──────── MATERIAL FOR THE TASK ────────
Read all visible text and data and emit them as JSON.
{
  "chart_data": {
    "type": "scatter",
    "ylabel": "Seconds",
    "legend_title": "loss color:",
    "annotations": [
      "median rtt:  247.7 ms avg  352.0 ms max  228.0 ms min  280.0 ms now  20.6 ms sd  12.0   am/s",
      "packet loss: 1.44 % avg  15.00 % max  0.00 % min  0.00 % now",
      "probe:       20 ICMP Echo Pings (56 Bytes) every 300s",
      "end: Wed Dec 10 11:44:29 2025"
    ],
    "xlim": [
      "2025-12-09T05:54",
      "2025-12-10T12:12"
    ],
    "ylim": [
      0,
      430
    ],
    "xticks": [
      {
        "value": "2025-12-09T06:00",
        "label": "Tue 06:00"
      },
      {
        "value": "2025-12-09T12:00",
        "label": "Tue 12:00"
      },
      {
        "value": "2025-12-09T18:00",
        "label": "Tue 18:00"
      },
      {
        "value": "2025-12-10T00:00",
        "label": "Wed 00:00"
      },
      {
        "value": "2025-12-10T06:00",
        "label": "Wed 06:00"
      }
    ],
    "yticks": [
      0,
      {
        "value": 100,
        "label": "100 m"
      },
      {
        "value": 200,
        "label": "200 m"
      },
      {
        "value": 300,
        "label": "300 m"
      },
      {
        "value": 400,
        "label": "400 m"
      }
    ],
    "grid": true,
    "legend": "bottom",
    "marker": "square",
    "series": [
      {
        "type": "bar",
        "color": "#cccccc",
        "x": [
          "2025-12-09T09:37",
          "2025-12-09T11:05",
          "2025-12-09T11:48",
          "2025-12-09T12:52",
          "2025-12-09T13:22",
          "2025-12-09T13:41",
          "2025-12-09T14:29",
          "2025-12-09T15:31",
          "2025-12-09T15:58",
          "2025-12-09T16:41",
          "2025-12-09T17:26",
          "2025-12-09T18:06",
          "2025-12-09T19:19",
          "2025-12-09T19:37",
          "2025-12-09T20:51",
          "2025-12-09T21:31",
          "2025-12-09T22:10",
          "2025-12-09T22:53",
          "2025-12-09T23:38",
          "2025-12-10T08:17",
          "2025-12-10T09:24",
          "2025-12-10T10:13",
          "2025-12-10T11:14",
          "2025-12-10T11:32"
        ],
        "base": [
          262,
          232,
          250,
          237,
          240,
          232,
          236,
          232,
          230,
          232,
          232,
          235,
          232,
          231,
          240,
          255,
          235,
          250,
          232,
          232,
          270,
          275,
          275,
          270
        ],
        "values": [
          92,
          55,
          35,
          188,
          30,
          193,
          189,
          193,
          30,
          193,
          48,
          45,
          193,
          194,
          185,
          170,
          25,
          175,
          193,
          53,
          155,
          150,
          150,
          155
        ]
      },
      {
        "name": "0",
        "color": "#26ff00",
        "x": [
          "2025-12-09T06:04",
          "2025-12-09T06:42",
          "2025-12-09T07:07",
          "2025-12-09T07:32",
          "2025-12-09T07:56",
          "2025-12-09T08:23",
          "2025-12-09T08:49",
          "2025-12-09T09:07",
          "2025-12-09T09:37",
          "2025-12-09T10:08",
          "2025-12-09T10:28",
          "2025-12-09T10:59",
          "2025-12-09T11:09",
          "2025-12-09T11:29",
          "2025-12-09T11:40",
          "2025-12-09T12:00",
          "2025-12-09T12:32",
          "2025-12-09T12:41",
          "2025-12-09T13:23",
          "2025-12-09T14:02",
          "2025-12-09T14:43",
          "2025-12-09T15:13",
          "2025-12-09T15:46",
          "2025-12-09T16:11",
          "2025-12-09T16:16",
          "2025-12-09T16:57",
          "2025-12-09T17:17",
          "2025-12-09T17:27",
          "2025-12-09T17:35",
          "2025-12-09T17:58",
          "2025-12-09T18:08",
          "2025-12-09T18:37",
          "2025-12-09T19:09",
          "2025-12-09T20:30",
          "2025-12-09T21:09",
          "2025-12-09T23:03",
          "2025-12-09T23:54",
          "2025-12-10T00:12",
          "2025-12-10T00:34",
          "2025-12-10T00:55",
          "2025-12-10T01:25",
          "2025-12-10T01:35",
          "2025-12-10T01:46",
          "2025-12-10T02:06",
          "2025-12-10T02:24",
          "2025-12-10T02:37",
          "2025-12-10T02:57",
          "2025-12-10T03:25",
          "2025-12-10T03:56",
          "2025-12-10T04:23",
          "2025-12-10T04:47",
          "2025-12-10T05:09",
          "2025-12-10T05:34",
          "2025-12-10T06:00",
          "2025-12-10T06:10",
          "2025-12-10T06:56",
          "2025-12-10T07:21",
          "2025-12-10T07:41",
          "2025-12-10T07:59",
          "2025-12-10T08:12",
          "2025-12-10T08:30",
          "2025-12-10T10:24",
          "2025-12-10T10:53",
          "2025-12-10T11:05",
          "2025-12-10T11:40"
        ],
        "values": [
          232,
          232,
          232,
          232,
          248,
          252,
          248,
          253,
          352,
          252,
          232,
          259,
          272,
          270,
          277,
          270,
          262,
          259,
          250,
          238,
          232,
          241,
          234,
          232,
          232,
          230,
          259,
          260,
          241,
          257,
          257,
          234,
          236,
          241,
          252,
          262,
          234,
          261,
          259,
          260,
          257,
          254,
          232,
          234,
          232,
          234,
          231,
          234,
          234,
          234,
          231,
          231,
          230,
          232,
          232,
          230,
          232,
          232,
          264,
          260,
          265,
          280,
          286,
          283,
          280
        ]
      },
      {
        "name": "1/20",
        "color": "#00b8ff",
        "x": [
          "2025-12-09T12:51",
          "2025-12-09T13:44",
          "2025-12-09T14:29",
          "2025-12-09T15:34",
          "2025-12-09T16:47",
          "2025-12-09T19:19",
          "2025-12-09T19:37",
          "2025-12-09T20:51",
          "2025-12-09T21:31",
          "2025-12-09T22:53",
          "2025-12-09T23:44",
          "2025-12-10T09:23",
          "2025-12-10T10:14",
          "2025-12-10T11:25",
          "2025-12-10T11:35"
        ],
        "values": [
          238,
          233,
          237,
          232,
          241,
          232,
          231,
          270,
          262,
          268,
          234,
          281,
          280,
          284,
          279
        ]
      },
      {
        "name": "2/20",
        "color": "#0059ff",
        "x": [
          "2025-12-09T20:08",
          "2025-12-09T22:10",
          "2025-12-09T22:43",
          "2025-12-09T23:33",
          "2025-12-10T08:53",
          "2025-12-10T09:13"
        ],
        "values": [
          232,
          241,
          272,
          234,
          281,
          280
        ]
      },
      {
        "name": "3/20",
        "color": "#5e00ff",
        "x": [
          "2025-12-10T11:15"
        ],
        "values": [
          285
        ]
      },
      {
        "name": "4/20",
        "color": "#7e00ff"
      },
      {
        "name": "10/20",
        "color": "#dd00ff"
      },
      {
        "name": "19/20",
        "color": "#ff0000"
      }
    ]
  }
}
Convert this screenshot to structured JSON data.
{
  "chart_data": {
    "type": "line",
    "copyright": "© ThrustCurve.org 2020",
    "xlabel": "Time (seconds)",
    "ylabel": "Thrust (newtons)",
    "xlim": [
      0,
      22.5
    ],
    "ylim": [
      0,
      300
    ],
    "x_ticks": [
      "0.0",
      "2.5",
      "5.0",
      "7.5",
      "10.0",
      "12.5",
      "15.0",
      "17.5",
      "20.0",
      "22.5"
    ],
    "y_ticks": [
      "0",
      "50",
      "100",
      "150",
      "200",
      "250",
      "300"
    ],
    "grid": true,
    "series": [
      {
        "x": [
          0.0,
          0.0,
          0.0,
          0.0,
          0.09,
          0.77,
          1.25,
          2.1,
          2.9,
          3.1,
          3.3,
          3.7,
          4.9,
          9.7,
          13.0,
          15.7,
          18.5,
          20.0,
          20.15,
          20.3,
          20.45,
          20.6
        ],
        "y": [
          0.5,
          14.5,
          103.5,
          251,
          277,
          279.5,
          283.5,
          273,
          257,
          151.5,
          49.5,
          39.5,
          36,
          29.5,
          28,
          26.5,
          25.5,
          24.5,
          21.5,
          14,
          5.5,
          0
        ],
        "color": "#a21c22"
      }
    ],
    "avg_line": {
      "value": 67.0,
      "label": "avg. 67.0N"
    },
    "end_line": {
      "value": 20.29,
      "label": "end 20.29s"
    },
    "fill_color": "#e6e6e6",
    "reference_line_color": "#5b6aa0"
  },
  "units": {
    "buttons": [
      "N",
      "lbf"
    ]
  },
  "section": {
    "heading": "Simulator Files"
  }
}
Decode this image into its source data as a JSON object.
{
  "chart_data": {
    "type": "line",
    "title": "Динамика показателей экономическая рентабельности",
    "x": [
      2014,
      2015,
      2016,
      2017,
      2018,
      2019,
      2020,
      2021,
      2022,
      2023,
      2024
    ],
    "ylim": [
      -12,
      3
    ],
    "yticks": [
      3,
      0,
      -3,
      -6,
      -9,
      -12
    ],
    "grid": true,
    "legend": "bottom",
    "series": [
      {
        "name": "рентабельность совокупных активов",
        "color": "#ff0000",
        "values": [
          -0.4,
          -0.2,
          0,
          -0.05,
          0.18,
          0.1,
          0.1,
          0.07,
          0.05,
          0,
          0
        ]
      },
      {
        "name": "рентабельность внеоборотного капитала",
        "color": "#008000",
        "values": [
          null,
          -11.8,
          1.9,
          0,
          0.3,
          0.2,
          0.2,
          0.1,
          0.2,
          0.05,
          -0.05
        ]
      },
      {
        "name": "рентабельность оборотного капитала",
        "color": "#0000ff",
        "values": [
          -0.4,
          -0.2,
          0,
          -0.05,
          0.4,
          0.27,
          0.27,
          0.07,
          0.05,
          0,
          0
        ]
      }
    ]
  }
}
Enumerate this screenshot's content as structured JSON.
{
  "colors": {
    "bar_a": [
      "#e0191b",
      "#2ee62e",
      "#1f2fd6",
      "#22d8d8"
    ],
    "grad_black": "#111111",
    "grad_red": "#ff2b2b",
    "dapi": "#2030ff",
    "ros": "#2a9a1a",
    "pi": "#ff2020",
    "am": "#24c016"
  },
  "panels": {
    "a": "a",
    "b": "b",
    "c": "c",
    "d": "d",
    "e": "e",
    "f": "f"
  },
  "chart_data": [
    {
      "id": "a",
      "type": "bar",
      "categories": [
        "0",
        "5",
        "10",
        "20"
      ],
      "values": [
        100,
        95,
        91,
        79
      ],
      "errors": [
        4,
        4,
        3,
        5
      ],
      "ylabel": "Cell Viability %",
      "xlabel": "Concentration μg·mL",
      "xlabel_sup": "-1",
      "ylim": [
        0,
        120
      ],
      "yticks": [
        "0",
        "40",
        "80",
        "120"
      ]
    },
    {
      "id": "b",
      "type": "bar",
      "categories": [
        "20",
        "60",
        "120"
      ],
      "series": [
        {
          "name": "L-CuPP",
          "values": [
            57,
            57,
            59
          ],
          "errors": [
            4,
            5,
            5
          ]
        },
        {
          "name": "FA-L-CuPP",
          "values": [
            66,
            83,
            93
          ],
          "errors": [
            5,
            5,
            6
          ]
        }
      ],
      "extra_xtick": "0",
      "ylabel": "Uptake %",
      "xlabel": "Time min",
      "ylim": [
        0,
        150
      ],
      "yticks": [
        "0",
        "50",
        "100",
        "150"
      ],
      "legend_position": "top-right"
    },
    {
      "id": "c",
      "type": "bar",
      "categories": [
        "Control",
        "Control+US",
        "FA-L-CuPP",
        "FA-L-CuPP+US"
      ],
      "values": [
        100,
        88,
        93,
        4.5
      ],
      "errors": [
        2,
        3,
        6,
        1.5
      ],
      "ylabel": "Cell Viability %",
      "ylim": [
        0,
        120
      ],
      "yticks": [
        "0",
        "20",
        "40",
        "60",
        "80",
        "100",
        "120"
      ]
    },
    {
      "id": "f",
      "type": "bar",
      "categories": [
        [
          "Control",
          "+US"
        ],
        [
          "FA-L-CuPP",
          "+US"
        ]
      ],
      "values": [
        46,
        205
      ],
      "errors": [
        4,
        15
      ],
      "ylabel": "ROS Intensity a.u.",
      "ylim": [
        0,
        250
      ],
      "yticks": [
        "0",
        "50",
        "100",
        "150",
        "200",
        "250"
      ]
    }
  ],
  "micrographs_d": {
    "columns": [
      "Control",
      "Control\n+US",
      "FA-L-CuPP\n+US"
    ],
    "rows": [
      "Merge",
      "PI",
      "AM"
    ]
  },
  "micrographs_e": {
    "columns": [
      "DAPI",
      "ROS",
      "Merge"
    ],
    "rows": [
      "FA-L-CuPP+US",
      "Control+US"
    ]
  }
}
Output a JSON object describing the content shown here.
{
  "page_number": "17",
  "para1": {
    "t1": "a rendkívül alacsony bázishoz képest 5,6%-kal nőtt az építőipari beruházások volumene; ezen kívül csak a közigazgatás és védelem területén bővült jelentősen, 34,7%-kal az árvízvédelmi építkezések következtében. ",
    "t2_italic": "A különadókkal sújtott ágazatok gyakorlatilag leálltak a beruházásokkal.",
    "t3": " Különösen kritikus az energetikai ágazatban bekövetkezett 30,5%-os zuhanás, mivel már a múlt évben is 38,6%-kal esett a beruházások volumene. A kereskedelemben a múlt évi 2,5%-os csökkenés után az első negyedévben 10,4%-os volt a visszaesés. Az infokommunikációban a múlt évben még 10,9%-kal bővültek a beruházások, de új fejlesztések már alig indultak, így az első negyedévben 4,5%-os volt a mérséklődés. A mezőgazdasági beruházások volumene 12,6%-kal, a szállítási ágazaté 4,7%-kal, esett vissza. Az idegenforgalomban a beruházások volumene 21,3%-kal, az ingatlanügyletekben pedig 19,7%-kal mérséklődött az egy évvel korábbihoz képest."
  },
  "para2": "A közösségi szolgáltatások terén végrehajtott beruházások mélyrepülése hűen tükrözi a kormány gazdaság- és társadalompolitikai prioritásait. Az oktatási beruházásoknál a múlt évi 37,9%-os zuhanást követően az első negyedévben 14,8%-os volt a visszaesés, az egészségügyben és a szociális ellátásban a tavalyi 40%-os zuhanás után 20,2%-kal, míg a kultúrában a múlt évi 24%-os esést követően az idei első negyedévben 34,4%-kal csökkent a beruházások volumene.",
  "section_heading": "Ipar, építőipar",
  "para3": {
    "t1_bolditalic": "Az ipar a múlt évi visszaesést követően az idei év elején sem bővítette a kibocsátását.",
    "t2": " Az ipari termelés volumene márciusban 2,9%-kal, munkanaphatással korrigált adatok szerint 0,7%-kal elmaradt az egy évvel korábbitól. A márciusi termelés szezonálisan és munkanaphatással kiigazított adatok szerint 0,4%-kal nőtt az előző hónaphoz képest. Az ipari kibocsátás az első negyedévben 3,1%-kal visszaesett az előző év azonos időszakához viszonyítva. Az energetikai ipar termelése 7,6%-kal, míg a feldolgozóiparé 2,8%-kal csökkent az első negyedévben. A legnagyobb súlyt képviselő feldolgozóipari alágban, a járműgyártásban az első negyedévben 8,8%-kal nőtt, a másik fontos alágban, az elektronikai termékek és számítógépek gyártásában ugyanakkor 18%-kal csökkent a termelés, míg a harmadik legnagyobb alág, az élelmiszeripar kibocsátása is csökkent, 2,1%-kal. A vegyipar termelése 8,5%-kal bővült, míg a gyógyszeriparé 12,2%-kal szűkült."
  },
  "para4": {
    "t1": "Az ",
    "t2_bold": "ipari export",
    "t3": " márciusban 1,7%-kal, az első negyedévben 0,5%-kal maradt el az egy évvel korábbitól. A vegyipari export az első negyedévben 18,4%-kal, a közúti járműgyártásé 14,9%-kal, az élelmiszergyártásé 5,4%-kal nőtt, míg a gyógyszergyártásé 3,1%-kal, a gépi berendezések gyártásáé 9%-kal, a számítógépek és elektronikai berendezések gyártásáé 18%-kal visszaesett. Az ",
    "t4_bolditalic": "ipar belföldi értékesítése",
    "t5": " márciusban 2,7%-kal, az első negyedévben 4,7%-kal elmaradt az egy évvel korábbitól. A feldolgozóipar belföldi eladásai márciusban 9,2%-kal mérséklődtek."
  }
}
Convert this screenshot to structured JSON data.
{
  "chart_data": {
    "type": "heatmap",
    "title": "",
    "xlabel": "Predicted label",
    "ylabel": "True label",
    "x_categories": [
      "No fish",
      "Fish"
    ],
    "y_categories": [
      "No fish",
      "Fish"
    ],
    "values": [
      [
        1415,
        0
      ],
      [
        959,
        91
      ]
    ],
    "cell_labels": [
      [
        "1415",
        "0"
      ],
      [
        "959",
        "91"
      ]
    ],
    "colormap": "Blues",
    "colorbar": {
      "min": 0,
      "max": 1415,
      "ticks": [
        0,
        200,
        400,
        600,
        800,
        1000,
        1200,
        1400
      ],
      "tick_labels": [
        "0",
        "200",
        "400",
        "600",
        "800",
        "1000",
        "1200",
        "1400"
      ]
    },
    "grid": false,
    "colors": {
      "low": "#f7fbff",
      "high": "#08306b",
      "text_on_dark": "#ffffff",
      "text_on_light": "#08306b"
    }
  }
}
────────
GIVEN INSTRUCTION. Which lines above contain "object"? Show each of them.

PROBLEM SOLUTION.
Decode this image into its source data as a JSON object.
Output a JSON object describing the content shown here.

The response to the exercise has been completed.